§ Information shown
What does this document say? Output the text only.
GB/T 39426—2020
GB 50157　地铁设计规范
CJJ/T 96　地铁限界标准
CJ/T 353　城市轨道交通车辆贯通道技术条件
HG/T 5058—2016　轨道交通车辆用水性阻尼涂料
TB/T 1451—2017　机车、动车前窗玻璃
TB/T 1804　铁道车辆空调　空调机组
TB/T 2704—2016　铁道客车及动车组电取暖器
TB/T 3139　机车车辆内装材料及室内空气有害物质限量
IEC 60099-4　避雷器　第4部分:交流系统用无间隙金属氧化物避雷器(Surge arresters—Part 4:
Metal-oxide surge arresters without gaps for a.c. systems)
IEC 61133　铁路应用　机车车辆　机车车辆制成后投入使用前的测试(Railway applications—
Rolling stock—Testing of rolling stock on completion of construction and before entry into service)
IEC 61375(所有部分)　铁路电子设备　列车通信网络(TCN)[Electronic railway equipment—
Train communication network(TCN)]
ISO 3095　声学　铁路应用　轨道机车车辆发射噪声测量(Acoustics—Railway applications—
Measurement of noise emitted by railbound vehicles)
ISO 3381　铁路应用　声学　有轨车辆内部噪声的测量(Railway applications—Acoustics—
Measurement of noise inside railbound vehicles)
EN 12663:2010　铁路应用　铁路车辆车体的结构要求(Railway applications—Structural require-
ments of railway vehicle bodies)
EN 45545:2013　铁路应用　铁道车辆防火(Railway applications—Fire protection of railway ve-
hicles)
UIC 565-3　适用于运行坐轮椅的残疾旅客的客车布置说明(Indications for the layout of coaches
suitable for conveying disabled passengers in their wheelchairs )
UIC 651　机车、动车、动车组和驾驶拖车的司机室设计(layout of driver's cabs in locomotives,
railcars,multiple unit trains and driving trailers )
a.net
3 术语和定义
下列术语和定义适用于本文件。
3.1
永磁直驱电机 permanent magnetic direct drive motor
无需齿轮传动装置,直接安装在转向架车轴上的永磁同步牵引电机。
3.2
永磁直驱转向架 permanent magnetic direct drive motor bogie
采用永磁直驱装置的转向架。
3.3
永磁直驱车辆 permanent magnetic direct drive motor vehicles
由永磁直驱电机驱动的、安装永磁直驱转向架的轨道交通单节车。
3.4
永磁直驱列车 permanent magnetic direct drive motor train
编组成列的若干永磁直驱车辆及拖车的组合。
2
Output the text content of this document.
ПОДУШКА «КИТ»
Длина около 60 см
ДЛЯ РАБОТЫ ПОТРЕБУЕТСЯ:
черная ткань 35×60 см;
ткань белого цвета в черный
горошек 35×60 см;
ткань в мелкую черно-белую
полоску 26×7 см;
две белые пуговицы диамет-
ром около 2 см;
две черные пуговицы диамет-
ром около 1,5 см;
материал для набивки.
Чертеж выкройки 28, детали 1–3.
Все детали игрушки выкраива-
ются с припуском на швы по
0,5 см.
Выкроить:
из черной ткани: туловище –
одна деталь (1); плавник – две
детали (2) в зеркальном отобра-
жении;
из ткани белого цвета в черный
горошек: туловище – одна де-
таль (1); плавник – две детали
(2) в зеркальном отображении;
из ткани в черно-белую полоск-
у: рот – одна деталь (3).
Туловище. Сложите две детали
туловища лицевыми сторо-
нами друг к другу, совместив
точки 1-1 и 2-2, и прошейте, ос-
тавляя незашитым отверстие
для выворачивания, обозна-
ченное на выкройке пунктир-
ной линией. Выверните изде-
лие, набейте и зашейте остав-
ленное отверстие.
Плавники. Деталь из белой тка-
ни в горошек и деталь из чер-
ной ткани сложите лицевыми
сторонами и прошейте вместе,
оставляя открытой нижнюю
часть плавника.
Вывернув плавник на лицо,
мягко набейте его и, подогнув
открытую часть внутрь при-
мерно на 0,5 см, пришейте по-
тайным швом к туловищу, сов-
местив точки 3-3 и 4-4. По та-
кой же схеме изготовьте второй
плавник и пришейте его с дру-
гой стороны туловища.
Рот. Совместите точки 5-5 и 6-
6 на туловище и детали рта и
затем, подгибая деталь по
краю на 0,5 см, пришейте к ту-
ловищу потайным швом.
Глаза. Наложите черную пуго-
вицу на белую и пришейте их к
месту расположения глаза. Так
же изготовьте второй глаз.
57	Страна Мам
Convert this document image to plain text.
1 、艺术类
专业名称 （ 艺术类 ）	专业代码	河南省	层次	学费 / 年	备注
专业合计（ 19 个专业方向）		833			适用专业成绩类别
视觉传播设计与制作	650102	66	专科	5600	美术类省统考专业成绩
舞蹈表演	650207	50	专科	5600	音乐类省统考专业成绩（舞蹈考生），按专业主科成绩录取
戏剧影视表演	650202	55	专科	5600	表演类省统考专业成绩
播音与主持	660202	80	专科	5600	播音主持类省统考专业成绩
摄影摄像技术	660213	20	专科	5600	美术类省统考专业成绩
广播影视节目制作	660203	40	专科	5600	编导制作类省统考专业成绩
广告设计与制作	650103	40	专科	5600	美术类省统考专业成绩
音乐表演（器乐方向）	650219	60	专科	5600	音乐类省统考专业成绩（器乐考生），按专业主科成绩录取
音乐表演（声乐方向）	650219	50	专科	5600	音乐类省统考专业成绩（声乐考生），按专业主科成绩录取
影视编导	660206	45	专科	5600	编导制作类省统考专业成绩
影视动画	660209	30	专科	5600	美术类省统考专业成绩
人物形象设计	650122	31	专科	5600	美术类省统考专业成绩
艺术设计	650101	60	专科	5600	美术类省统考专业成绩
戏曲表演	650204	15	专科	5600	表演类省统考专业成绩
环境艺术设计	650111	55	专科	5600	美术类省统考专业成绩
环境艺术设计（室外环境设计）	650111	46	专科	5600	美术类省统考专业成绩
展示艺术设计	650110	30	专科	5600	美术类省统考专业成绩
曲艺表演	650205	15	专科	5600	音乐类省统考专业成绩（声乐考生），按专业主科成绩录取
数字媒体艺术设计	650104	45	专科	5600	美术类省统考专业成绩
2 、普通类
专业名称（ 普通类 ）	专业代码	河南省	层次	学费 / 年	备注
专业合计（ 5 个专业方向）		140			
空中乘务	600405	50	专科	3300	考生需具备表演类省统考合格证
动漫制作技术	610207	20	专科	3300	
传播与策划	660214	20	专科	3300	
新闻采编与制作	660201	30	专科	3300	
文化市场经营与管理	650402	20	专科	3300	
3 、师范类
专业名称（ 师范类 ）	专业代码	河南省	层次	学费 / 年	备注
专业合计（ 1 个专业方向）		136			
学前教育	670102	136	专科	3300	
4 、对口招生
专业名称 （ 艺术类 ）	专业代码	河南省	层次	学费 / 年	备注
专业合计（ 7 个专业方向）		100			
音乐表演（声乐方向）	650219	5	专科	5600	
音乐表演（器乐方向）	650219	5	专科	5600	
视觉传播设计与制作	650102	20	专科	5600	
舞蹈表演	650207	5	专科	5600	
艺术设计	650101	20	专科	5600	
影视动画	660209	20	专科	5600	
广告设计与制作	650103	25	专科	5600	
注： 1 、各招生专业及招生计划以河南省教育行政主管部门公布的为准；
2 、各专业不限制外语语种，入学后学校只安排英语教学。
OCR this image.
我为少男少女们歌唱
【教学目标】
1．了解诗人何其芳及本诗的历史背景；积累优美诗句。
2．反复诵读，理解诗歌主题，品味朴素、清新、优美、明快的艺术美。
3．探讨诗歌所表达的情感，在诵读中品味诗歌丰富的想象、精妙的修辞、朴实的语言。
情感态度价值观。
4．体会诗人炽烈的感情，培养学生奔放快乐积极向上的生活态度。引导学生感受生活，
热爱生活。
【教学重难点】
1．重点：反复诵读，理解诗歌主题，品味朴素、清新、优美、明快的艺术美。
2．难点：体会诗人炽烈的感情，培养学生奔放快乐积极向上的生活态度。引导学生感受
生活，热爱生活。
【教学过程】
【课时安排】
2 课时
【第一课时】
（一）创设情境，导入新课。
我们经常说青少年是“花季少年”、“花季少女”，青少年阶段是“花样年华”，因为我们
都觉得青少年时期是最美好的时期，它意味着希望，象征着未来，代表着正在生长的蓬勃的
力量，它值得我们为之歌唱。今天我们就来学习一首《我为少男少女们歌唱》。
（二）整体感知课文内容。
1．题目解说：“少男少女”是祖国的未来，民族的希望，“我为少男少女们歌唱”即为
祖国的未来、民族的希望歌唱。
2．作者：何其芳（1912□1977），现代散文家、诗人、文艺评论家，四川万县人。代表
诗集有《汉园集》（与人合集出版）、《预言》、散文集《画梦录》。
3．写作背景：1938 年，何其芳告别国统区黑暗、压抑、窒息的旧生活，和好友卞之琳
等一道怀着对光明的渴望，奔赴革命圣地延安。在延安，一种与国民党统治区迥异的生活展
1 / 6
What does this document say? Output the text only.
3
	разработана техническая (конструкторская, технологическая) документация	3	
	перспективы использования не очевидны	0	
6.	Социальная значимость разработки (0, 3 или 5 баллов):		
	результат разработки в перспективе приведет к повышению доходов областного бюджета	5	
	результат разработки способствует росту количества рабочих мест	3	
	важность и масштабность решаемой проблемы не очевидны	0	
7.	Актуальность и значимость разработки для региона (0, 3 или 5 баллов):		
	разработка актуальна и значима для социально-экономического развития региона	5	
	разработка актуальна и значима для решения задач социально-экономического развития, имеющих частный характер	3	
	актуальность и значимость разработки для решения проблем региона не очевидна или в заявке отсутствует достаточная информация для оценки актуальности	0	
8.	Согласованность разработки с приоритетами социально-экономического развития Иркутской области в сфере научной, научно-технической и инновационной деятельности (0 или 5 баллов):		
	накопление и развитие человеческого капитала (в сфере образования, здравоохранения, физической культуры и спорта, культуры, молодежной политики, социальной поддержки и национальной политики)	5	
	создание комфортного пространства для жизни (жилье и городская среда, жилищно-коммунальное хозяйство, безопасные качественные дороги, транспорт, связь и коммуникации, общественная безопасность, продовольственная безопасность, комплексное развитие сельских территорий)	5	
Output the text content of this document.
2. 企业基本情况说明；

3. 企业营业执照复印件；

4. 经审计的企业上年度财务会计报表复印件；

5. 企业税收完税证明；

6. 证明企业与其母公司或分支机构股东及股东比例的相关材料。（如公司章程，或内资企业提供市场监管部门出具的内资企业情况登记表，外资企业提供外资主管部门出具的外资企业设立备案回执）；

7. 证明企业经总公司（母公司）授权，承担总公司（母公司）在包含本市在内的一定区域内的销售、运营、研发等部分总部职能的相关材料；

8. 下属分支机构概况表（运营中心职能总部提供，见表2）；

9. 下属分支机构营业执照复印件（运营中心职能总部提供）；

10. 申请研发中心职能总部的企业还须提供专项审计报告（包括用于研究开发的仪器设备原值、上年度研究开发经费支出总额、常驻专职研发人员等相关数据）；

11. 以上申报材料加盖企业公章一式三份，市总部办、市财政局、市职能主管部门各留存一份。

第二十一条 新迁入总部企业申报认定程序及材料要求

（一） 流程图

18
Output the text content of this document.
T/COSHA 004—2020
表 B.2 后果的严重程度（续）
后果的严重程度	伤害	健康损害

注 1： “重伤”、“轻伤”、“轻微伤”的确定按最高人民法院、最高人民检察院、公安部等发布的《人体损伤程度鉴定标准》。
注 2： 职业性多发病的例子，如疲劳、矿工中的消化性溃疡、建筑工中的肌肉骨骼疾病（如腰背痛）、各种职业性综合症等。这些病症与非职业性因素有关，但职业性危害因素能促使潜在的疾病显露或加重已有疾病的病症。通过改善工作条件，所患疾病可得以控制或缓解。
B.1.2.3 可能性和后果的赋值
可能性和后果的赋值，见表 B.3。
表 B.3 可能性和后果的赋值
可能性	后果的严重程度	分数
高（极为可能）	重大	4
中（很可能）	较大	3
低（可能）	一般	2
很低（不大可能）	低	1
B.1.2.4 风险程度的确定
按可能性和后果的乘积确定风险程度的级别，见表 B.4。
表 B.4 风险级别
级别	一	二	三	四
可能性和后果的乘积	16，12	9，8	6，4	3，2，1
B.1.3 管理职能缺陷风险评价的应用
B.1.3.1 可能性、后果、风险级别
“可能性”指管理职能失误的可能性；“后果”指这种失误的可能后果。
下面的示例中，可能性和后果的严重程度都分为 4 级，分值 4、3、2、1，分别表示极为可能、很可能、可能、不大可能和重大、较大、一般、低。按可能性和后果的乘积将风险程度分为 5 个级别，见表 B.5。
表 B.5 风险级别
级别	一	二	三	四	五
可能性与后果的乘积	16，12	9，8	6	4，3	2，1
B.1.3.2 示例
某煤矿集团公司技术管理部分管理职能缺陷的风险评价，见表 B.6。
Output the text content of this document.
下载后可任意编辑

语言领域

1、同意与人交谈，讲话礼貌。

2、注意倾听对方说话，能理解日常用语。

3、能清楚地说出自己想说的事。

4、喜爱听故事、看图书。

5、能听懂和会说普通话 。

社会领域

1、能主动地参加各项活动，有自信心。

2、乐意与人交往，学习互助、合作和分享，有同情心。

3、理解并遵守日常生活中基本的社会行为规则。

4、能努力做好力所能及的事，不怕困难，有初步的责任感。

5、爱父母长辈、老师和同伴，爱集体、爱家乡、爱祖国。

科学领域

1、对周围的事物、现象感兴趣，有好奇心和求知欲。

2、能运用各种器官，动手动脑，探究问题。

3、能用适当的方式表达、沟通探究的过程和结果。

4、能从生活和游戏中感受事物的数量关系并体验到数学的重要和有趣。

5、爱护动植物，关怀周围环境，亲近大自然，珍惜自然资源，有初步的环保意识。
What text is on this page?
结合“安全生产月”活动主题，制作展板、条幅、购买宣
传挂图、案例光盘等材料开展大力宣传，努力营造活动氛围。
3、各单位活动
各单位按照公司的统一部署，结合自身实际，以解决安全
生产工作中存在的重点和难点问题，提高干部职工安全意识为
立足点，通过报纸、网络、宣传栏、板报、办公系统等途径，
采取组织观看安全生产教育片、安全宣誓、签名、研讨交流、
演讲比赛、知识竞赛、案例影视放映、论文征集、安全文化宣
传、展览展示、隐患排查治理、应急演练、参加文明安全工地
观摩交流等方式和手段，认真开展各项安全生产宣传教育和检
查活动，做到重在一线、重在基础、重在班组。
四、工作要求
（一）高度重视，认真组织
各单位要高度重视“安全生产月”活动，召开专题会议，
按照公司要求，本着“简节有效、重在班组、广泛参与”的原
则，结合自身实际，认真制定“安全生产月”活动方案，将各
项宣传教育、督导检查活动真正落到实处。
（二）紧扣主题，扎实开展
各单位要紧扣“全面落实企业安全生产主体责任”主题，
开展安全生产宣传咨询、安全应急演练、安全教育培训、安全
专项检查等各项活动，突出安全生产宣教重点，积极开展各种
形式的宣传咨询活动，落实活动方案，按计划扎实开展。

§ Written problem
Reproduce every line of the listing above in which the string "очевидны" appears.

§ The completed task
	перспективы использования не очевидны	0	
	важность и масштабность решаемой проблемы не очевидны	0	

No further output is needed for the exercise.